Problem to solve
Transcribe each record below word for word.

'''

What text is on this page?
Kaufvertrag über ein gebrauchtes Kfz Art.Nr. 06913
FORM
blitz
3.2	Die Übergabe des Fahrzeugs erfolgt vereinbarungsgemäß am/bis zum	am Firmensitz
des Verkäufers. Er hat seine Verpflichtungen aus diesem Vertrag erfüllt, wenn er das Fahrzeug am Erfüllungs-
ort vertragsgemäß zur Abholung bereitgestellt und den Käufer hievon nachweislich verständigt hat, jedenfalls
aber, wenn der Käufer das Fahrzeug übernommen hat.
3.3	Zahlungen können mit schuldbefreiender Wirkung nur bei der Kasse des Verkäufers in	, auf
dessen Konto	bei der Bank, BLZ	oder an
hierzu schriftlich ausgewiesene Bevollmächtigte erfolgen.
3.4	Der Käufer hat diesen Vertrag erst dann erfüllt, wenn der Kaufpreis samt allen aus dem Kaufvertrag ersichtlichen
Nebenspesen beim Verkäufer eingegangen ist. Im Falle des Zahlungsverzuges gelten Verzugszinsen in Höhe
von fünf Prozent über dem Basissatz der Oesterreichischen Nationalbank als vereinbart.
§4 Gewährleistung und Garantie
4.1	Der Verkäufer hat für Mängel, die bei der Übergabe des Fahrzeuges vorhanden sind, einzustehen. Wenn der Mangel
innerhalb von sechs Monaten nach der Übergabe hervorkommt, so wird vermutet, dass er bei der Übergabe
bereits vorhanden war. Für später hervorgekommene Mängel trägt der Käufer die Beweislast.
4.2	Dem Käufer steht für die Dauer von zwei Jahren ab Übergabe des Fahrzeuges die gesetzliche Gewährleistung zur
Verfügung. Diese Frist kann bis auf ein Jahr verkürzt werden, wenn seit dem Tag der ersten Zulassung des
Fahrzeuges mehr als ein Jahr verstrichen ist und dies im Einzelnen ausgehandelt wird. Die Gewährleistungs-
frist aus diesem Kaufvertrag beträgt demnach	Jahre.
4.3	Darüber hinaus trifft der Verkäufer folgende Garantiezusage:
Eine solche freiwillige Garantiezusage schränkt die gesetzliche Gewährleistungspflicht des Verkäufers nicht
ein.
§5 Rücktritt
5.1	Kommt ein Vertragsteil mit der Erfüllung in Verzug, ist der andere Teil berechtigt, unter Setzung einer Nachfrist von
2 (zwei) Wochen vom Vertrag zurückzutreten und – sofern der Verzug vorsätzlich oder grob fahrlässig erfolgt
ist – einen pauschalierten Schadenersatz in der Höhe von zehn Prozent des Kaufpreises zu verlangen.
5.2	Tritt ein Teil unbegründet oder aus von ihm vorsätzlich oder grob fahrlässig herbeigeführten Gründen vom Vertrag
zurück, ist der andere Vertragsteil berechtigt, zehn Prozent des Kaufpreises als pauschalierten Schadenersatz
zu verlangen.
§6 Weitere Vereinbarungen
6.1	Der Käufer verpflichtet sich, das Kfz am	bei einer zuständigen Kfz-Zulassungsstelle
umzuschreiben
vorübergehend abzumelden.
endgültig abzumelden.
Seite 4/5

'''

Response to the task
What text is on this page?
Kaufvertrag über ein gebrauchtes Kfz Art.Nr. 06913
FORM
blitz
3.2	Die Übergabe des Fahrzeugs erfolgt vereinbarungsgemäß am/bis zum	am Firmensitz
des Verkäufers. Er hat seine Verpflichtungen aus diesem Vertrag erfüllt, wenn er das Fahrzeug am Erfüllungs-
ort vertragsgemäß zur Abholung bereitgestellt und den Käufer hievon nachweislich verständigt hat, jedenfalls
aber, wenn der Käufer das Fahrzeug übernommen hat.
3.3	Zahlungen können mit schuldbefreiender Wirkung nur bei der Kasse des Verkäufers in	, auf
dessen Konto	bei der Bank, BLZ	oder an
hierzu schriftlich ausgewiesene Bevollmächtigte erfolgen.
3.4	Der Käufer hat diesen Vertrag erst dann erfüllt, wenn der Kaufpreis samt allen aus dem Kaufvertrag ersichtlichen
Nebenspesen beim Verkäufer eingegangen ist. Im Falle des Zahlungsverzuges gelten Verzugszinsen in Höhe
von fünf Prozent über dem Basissatz der Oesterreichischen Nationalbank als vereinbart.
§4 Gewährleistung und Garantie
4.1	Der Verkäufer hat für Mängel, die bei der Übergabe des Fahrzeuges vorhanden sind, einzustehen. Wenn der Mangel
innerhalb von sechs Monaten nach der Übergabe hervorkommt, so wird vermutet, dass er bei der Übergabe
bereits vorhanden war. Für später hervorgekommene Mängel trägt der Käufer die Beweislast.
4.2	Dem Käufer steht für die Dauer von zwei Jahren ab Übergabe des Fahrzeuges die gesetzliche Gewährleistung zur
Verfügung. Diese Frist kann bis auf ein Jahr verkürzt werden, wenn seit dem Tag der ersten Zulassung des
Fahrzeuges mehr als ein Jahr verstrichen ist und dies im Einzelnen ausgehandelt wird. Die Gewährleistungs-
frist aus diesem Kaufvertrag beträgt demnach	Jahre.
4.3	Darüber hinaus trifft der Verkäufer folgende Garantiezusage:
Eine solche freiwillige Garantiezusage schränkt die gesetzliche Gewährleistungspflicht des Verkäufers nicht
ein.
§5 Rücktritt
5.1	Kommt ein Vertragsteil mit der Erfüllung in Verzug, ist der andere Teil berechtigt, unter Setzung einer Nachfrist von
2 (zwei) Wochen vom Vertrag zurückzutreten und – sofern der Verzug vorsätzlich oder grob fahrlässig erfolgt
ist – einen pauschalierten Schadenersatz in der Höhe von zehn Prozent des Kaufpreises zu verlangen.
5.2	Tritt ein Teil unbegründet oder aus von ihm vorsätzlich oder grob fahrlässig herbeigeführten Gründen vom Vertrag
zurück, ist der andere Vertragsteil berechtigt, zehn Prozent des Kaufpreises als pauschalierten Schadenersatz
zu verlangen.
§6 Weitere Vereinbarungen
6.1	Der Käufer verpflichtet sich, das Kfz am	bei einer zuständigen Kfz-Zulassungsstelle
umzuschreiben
vorübergehend abzumelden.
endgültig abzumelden.
Seite 4/5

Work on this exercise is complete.